Where does Ireland fit in relation to these trends? The ‘Irish’ Family volume presents new original research into a range of family practices, trends and dynamics. Chapter one of the ‘Irish’ Family draws on extensive empirical data to analyse family trends in Ireland and locate them in a comparative-historical and comparative-European context.  What has changed over time in Ireland and how does Ireland compare with other European societies in relation to key, recent trends in family life? For much of the twentieth century, Ireland was considered a demographic outlier in Europe and the situation was quite distinctive. The key features of Ireland’s social structure up to the 1960s were a class structure dominated by a large agricultural population, with the majority were employed on ‘the land’; a rural profile and ethos; economic protectionism in the mid century; high levels of emigration and overall population decline; and distinctive patterns in family and demography that broadly encompassed a late age of marriage, a high rate of non marriage and a high marital fertility rate resulting in distinctly large families.  A climate of censorship regarding sexual and intimate matters and social control, resulting in harsh treatment for women who had children outside of marriage and for children born into categories categorized as ‘deviant,’ was a further dominant feature of twentieth century Ireland.

However, by the 1960s new trends that coincided with economic modernization policies and radicalizing social movements were emerging in Irish society, including younger age of marriage, longer formal schooling of marriage partners and greater educational opportunities for women, and the increased involvement of the welfare state and the State in the family. In particular, an active and radical women’s movement had mobilized extensively by the 1970s and questioned traditional family values as well as women’s constitutionally defined primary role in society as mothers in the home. The right of women to access contraception and to engage in productive work outside as well as inside the home was vigorously campaigned for. For some commentators, the family itself was considered the core site of women’s oppression in society with marriage invariably considered a form of domestic and sexual slavery, in light of the resistance to legal contraceptives and lack of opportunities for women outside the home. ‘The Irish family’ was about to enter into a period of significant social change and radical questioning, and analysts started to assess whether or not Irish family patterns were radically departing from tradition and converging closer to European norms or continuing to follow a distinctive path?

» **Extracted information**:
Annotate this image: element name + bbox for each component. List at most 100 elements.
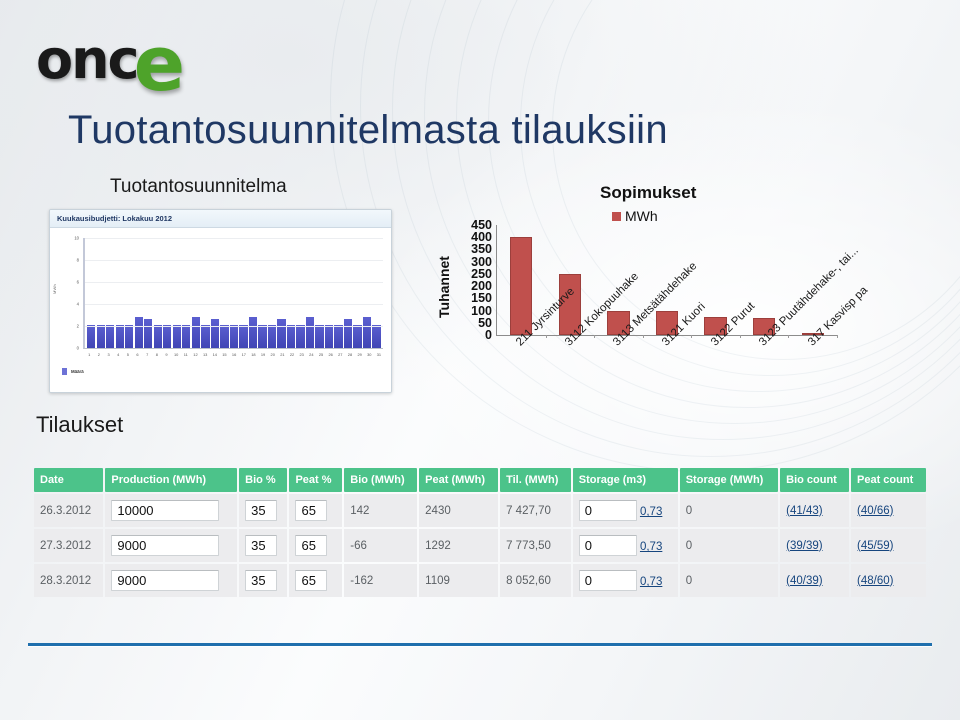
cell-date: 27.3.2012 (34, 529, 104, 562)
peat-mwh-value: 1109 (425, 574, 450, 587)
cell-bio-pct[interactable]: 35 (239, 494, 288, 527)
orders-table-column-header[interactable]: Peat % (289, 468, 343, 492)
plan-x-tick: 25 (318, 352, 324, 357)
bio-mwh-value: 142 (350, 504, 370, 517)
storage-m3-link[interactable]: 0,73 (640, 576, 662, 588)
cell-storage-m3[interactable]: 0 0,73 (572, 564, 678, 597)
orders-table-head: Date Production (MWh) Bio % Peat % Bio (MWh)… (34, 468, 926, 492)
plan-bar (296, 324, 305, 348)
plan-x-tick: 18 (251, 352, 256, 357)
plan-bar (258, 324, 267, 348)
orders-table-column-header[interactable]: Til. (MWh) (500, 468, 571, 492)
cell-production[interactable]: 9000 (105, 564, 238, 597)
cell-bio-pct[interactable]: 35 (239, 529, 288, 562)
storage-m3-input[interactable]: 0 (578, 500, 637, 521)
contracts-y-axis-label: Tuhannet (436, 256, 452, 318)
plan-bar (106, 324, 115, 348)
orders-table-column-header[interactable]: Peat count (851, 468, 926, 492)
cell-til-mwh: 7 427,70 (500, 494, 571, 527)
orders-table-column-header[interactable]: Bio (MWh) (344, 468, 418, 492)
cell-bio-mwh: -162 (344, 564, 418, 597)
production-input[interactable]: 9000 (111, 570, 220, 591)
plan-x-tick: 15 (222, 352, 227, 357)
orders-table-column-header[interactable]: Date (34, 468, 104, 492)
plan-bar (277, 319, 286, 348)
plan-bar (353, 324, 362, 348)
peat-count-link[interactable]: (45/59) (857, 540, 893, 552)
plan-x-tick: 14 (212, 352, 217, 357)
plan-x-tick: 31 (376, 352, 382, 357)
contracts-x-tick-mark (739, 335, 741, 338)
peat-count-link[interactable]: (40/66) (857, 505, 893, 517)
cell-bio-pct[interactable]: 35 (239, 564, 288, 597)
slide-canvas: onc e Tuotantosuunnitelmasta tilauksiin … (0, 0, 960, 720)
plan-x-tick: 12 (193, 352, 198, 357)
production-input[interactable]: 9000 (111, 535, 220, 556)
bio-count-link[interactable]: (41/43) (786, 505, 822, 517)
cell-date: 28.3.2012 (34, 564, 104, 597)
plan-y-tick: 0 (76, 345, 79, 351)
cell-storage-m3[interactable]: 0 0,73 (572, 494, 678, 527)
cell-bio-count[interactable]: (40/39) (780, 564, 849, 597)
orders-table-column-header[interactable]: Storage (MWh) (679, 468, 779, 492)
plan-bar (267, 324, 277, 348)
production-input[interactable]: 10000 (111, 500, 220, 521)
bio-count-link[interactable]: (39/39) (786, 540, 822, 552)
cell-storage-mwh: 0 (679, 564, 779, 597)
orders-table-column-header[interactable]: Bio % (239, 468, 288, 492)
orders-table-column-header[interactable]: Bio count (780, 468, 849, 492)
section-heading-production-plan: Tuotantosuunnitelma (110, 176, 287, 197)
cell-peat-pct[interactable]: 65 (289, 564, 343, 597)
plan-x-tick: 29 (357, 352, 362, 357)
contracts-y-tick: 100 (471, 303, 492, 318)
cell-storage-mwh: 0 (679, 529, 779, 562)
plan-chart-body: MWh 0 2 4 6 8 10 1 2 3 4 5 6 7 8 9 10 11 12 13 14 15 16 17 18 1… (50, 228, 391, 392)
storage-m3-link[interactable]: 0,73 (640, 506, 662, 518)
storage-m3-link[interactable]: 0,73 (640, 541, 662, 553)
cell-storage-m3[interactable]: 0 0,73 (572, 529, 678, 562)
til-mwh-value: 7 427,70 (506, 504, 551, 517)
peat-percent-input[interactable]: 65 (295, 500, 328, 521)
contracts-x-tick-mark (594, 335, 596, 338)
cell-production[interactable]: 9000 (105, 529, 238, 562)
cell-peat-count[interactable]: (45/59) (851, 529, 926, 562)
cell-peat-count[interactable]: (48/60) (851, 564, 926, 597)
cell-peat-mwh: 1292 (419, 529, 499, 562)
plan-bar (125, 324, 134, 348)
cell-peat-count[interactable]: (40/66) (851, 494, 926, 527)
plan-bar (163, 324, 172, 348)
orders-table-column-header[interactable]: Peat (MWh) (419, 468, 499, 492)
orders-table-column-header[interactable]: Production (MWh) (105, 468, 238, 492)
storage-m3-input[interactable]: 0 (578, 570, 637, 591)
storage-m3-input[interactable]: 0 (578, 535, 637, 556)
bio-count-link[interactable]: (40/39) (786, 575, 822, 587)
plan-bar (324, 324, 334, 348)
cell-bio-count[interactable]: (39/39) (780, 529, 849, 562)
peat-percent-input[interactable]: 65 (295, 570, 328, 591)
orders-table-header-row: Date Production (MWh) Bio % Peat % Bio (MWh)… (34, 468, 926, 492)
bio-percent-input[interactable]: 35 (245, 570, 278, 591)
peat-percent-input[interactable]: 65 (295, 535, 328, 556)
plan-legend-swatch (62, 368, 67, 375)
footer-divider (28, 643, 932, 646)
storage-mwh-value: 0 (685, 504, 693, 517)
cell-peat-pct[interactable]: 65 (289, 494, 343, 527)
bio-percent-input[interactable]: 35 (245, 500, 278, 521)
orders-table-column-header[interactable]: Storage (m3) (572, 468, 678, 492)
cell-peat-mwh: 1109 (419, 564, 499, 597)
contracts-y-tick: 300 (471, 254, 492, 269)
bio-percent-input[interactable]: 35 (245, 535, 278, 556)
plan-bar (315, 324, 324, 348)
cell-peat-mwh: 2430 (419, 494, 499, 527)
cell-peat-pct[interactable]: 65 (289, 529, 343, 562)
cell-date: 26.3.2012 (34, 494, 104, 527)
cell-storage-mwh: 0 (679, 494, 779, 527)
plan-y-tick: 4 (76, 301, 79, 307)
peat-count-link[interactable]: (48/60) (857, 575, 893, 587)
plan-gridline (85, 304, 383, 305)
plan-x-tick: 11 (183, 352, 188, 357)
cell-production[interactable]: 10000 (105, 494, 238, 527)
plan-bar (343, 319, 353, 348)
plan-x-tick: 27 (338, 352, 343, 357)
cell-bio-count[interactable]: (41/43) (780, 494, 849, 527)
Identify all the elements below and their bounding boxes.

» **Request**: Please carry the passage on Irish family patterns forward, picking up right after its final sentence. The material can be left aside.

» **Reply**:
In order to address these issues, a detailed overview of recent changing trends in marriage, divorce, cohabitation, reproduction, sexualities, lone parenthood and gender in Ireland is provided in chapter one of the ‘Irish’ Family volume. Finola Kennedy has aptly stated that: ‘the story of family change in Ireland is both unique, and at the same time, similar to that of many other countries.’ The available data on Irish family life presents a mixed picture. In some arenas, current trends are corresponding more closely with European averages but in other areas the trends in Ireland continue to be distinct. In relation to divorce, cohabitation, the number of children living in one-parent households and the overall fertility rate, statistical trends in Ireland are not fully in line with European averages. Marital separation has undoubtedly increased in recent decades but Ireland still has one of the lowest divorce rates in Europe. Alternatives to traditional marriage (such as cohabitation and civil partnership) have increased among the younger generations especially but they are not even remotely close to replacing marriage as a basis for family formation, as has been the trend in some other European countries.

The fertility rate in Ireland does, however, remain the highest in the EU but by Irish standards the birth rate it represents a historical low. Irish women are on average now having 2 children (in the 1970s the average was 4) but the fact that Irish mothers are currently the oldest in Europe suggests that the upper fertility rate in evidence is more a reflection of the postponing of having children to later in the life cycle than being due to a greater propensity among Irish women to have large numbers of children in common with previous generations. In other areas, such as non-marital births and the crude marriage rate, the figures in Ireland are approximating very closely to European averages. The marriage rate in Ireland is not particularly high but marriage has not diminished either. In the case of non-marital births, the rate in Ireland (34% of all births occur outside marriage; however, the figure is approximating to 50% in the main cities of Dublin, Cork and Limerick) is much higher than in several other countries with very low rates (such as Greece where the 2011 figure is 7.4%). But, it is not exceeding the European average (38%) or approximating close to the upper ranges in this category (in the region of 60% of all children are now born outside marriage in total in Iceland, 55% is the figure in France and 54% in Sweden, for example).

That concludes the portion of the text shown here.